Extracted records
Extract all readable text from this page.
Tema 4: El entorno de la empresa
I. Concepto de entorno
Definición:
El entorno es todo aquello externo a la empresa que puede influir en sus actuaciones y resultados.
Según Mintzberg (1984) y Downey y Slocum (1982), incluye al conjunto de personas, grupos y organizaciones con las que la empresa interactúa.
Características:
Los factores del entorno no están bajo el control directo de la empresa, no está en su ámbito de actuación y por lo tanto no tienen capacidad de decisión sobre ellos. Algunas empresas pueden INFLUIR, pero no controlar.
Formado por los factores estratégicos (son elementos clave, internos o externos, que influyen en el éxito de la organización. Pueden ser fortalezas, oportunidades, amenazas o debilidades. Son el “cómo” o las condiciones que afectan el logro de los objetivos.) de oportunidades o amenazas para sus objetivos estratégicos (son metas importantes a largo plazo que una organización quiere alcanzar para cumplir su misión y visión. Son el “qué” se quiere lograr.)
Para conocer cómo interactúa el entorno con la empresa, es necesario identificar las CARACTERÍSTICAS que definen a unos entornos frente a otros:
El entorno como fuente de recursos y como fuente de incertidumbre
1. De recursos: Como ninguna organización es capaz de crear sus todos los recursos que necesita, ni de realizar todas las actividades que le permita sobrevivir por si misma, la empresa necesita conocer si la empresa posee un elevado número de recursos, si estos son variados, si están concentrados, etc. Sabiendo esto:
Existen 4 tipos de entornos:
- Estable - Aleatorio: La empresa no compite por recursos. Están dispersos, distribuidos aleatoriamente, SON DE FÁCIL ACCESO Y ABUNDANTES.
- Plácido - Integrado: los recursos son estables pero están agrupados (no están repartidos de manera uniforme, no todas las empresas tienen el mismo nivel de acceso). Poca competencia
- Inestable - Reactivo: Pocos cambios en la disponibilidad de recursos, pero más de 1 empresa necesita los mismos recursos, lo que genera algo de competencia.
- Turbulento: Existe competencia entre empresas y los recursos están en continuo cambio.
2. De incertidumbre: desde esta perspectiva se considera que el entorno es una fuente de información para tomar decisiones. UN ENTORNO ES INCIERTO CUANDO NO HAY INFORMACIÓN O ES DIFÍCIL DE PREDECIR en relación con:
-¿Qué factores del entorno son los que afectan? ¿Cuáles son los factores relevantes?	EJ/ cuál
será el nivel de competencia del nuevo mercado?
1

• _Short task_
Gather each line in the entries above where the string "nivel" is found.

• _Task result_
- Plácido - Integrado: los recursos son estables pero están agrupados (no están repartidos de manera uniforme, no todas las empresas tienen el mismo nivel de acceso). Poca competencia
será el nivel de competencia del nuevo mercado?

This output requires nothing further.